• [WORK TO BE COMPLETED]
Look through the lines below and extract each one that contains "these".

• [DATASET RECORDS]
★ ★ ★ ★ ★

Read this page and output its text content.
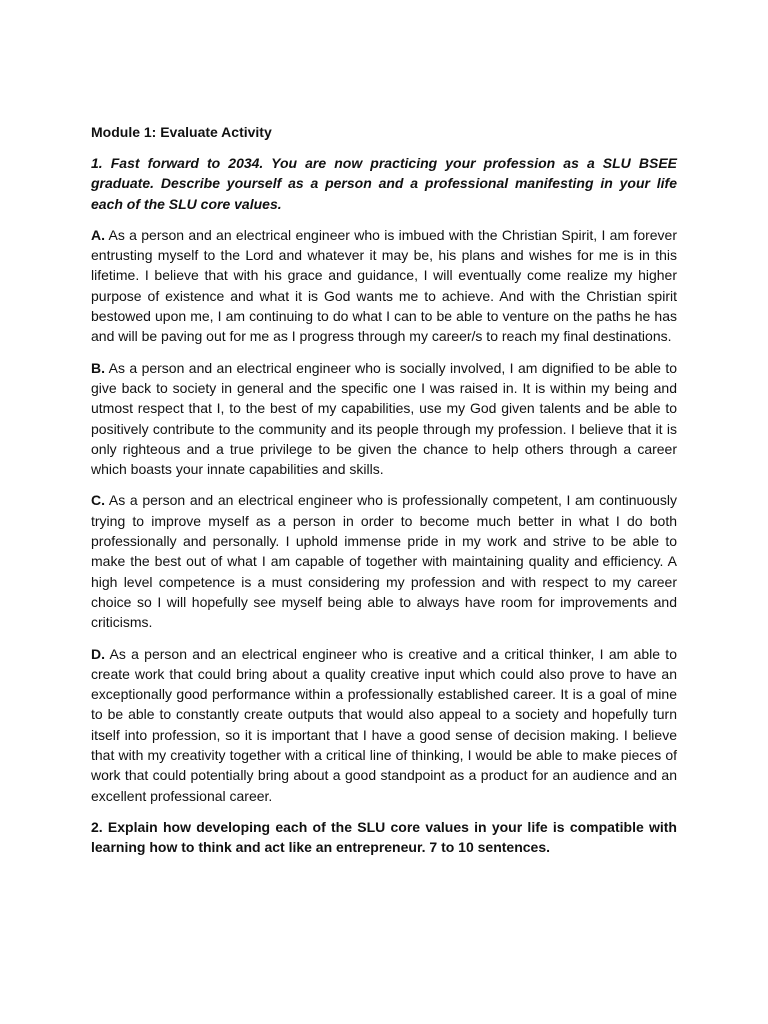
Module 1: Evaluate Activity

1. Fast forward to 2034. You are now practicing your profession as a SLU BSEE graduate. Describe yourself as a person and a professional manifesting in your life each of the SLU core values.

A. As a person and an electrical engineer who is imbued with the Christian Spirit, I am forever entrusting myself to the Lord and whatever it may be, his plans and wishes for me is in this lifetime. I believe that with his grace and guidance, I will eventually come realize my higher purpose of existence and what it is God wants me to achieve. And with the Christian spirit bestowed upon me, I am continuing to do what I can to be able to venture on the paths he has and will be paving out for me as I progress through my career/s to reach my final destinations.

B. As a person and an electrical engineer who is socially involved, I am dignified to be able to give back to society in general and the specific one I was raised in. It is within my being and utmost respect that I, to the best of my capabilities, use my God given talents and be able to positively contribute to the community and its people through my profession. I believe that it is only righteous and a true privilege to be given the chance to help others through a career which boasts your innate capabilities and skills.

C. As a person and an electrical engineer who is professionally competent, I am continuously trying to improve myself as a person in order to become much better in what I do both professionally and personally. I uphold immense pride in my work and strive to be able to make the best out of what I am capable of together with maintaining quality and efficiency. A high level competence is a must considering my profession and with respect to my career choice so I will hopefully see myself being able to always have room for improvements and criticisms.

D. As a person and an electrical engineer who is creative and a critical thinker, I am able to create work that could bring about a quality creative input which could also prove to have an exceptionally good performance within a professionally established career. It is a goal of mine to be able to constantly create outputs that would also appeal to a society and hopefully turn itself into profession, so it is important that I have a good sense of decision making. I believe that with my creativity together with a critical line of thinking, I would be able to make pieces of work that could potentially bring about a good standpoint as a product for an audience and an excellent professional career.

2. Explain how developing each of the SLU core values in your life is compatible with learning how to think and act like an entrepreneur. 7 to 10 sentences.
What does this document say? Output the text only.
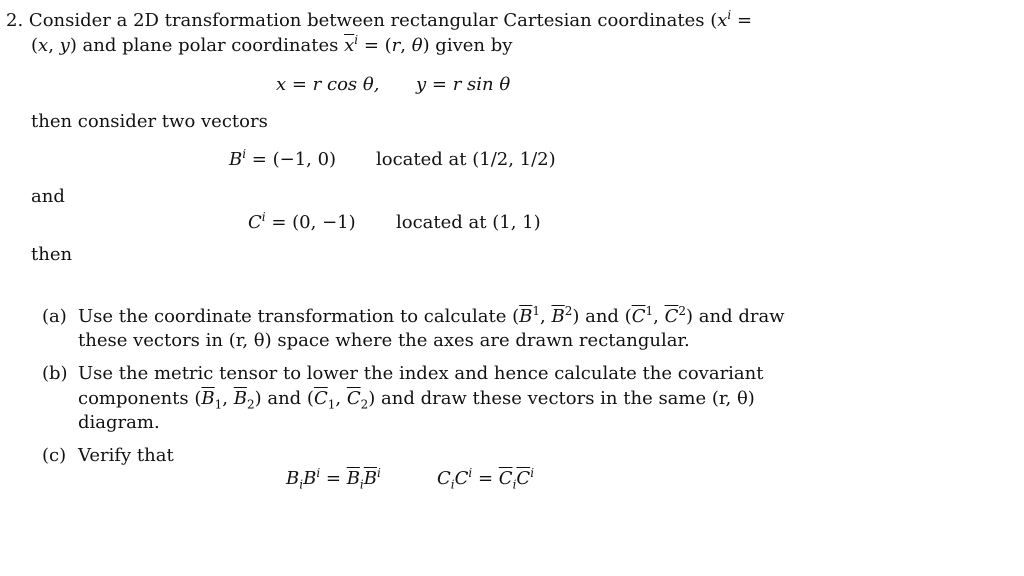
2. Consider a 2D transformation between rectangular Cartesian coordinates ($x^i$ =
(x, y) and plane polar coordinates $\overline{x}^i = (r$, θ) given by
x = r cos θ, y = r sin θ
then consider two vectors
$B^i = (-1$, 0) located at (1/2, 1/2)
and
$C^i = (0$, −1) located at (1, 1)
then
(a) Use the coordinate transformation to calculate ($\overline{B}^1$, $\overline{B}^2$) and ($\overline{C}^1$, $\overline{C}^2$) and draw
these vectors in (r, θ) space where the axes are drawn rectangular.
(b) Use the metric tensor to lower the index and hence calculate the covariant
components ($\overline{B}_1$, $\overline{B}_2$) and ($\overline{C}_1$, $\overline{C}_2$) and draw these vectors in the same (r, θ)
diagram.
(c) Verify that
$B_iB^i = \overline{B}_i\overline{B}^i$	$C_iC^i = \overline{C}_i\overline{C}^i$
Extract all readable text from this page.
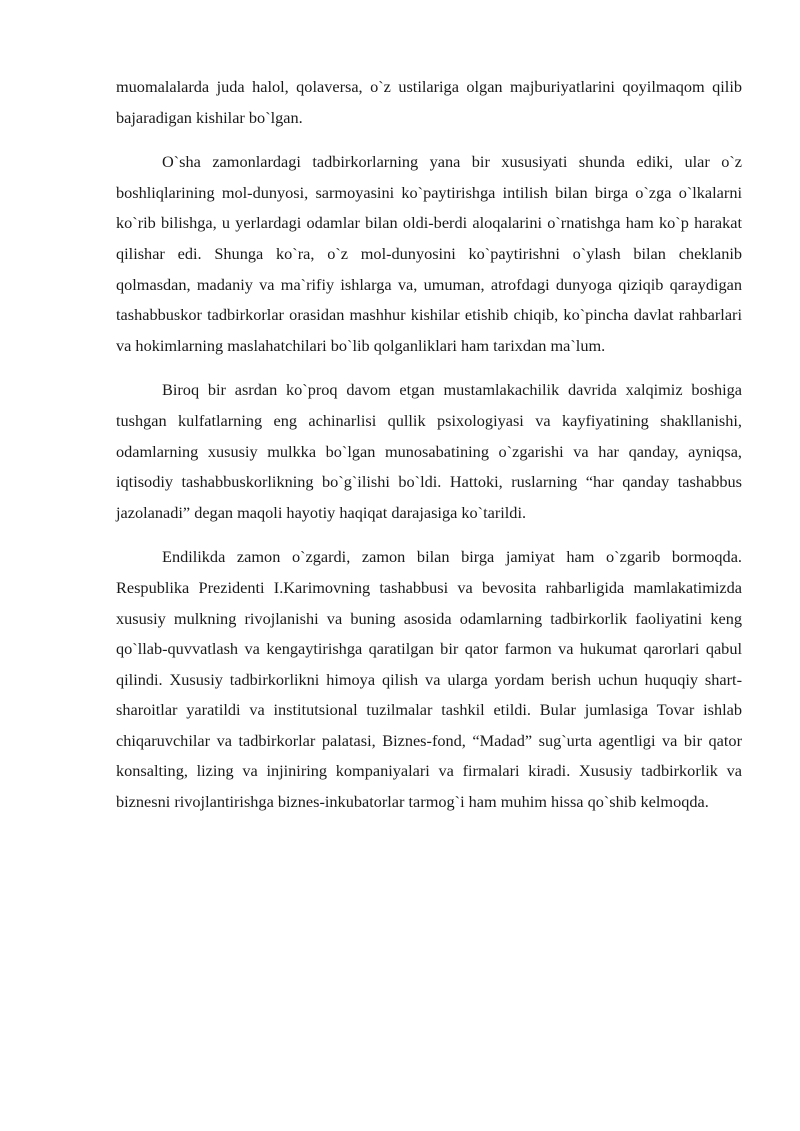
muomalalarda juda halol, qolaversa, o`z ustilariga olgan majburiyatlarini qoyilmaqom qilib bajaradigan kishilar bo`lgan.

O`sha zamonlardagi tadbirkorlarning yana bir xususiyati shunda ediki, ular o`z boshliqlarining mol-dunyosi, sarmoyasini ko`paytirishga intilish bilan birga o`zga o`lkalarni ko`rib bilishga, u yerlardagi odamlar bilan oldi-berdi aloqalarini o`rnatishga ham ko`p harakat qilishar edi. Shunga ko`ra, o`z mol-dunyosini ko`paytirishni o`ylash bilan cheklanib qolmasdan, madaniy va ma`rifiy ishlarga va, umuman, atrofdagi dunyoga qiziqib qaraydigan tashabbuskor tadbirkorlar orasidan mashhur kishilar etishib chiqib, ko`pincha davlat rahbarlari va hokimlarning maslahatchilari bo`lib qolganliklari ham tarixdan ma`lum.

Biroq bir asrdan ko`proq davom etgan mustamlakachilik davrida xalqimiz boshiga tushgan kulfatlarning eng achinarlisi qullik psixologiyasi va kayfiyatining shakllanishi, odamlarning xususiy mulkka bo`lgan munosabatining o`zgarishi va har qanday, ayniqsa, iqtisodiy tashabbuskorlikning bo`g`ilishi bo`ldi. Hattoki, ruslarning “har qanday tashabbus jazolanadi” degan maqoli hayotiy haqiqat darajasiga ko`tarildi.

Endilikda zamon o`zgardi, zamon bilan birga jamiyat ham o`zgarib bormoqda. Respublika Prezidenti I.Karimovning tashabbusi va bevosita rahbarligida mamlakatimizda xususiy mulkning rivojlanishi va buning asosida odamlarning tadbirkorlik faoliyatini keng qo`llab-quvvatlash va kengaytirishga qaratilgan bir qator farmon va hukumat qarorlari qabul qilindi. Xususiy tadbirkorlikni himoya qilish va ularga yordam berish uchun huquqiy shart-sharoitlar yaratildi va institutsional tuzilmalar tashkil etildi. Bular jumlasiga Tovar ishlab chiqaruvchilar va tadbirkorlar palatasi, Biznes-fond, “Madad” sug`urta agentligi va bir qator konsalting, lizing va injiniring kompaniyalari va firmalari kiradi. Xususiy tadbirkorlik va biznesni rivojlantirishga biznes-inkubatorlar tarmog`i ham muhim hissa qo`shib kelmoqda.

★ ★ ★ ★ ★

• [REPLY]
these vectors in (r, θ) space where the axes are drawn rectangular.
components ($\overline{B}_1$, $\overline{B}_2$) and ($\overline{C}_1$, $\overline{C}_2$) and draw these vectors in the same (r, θ)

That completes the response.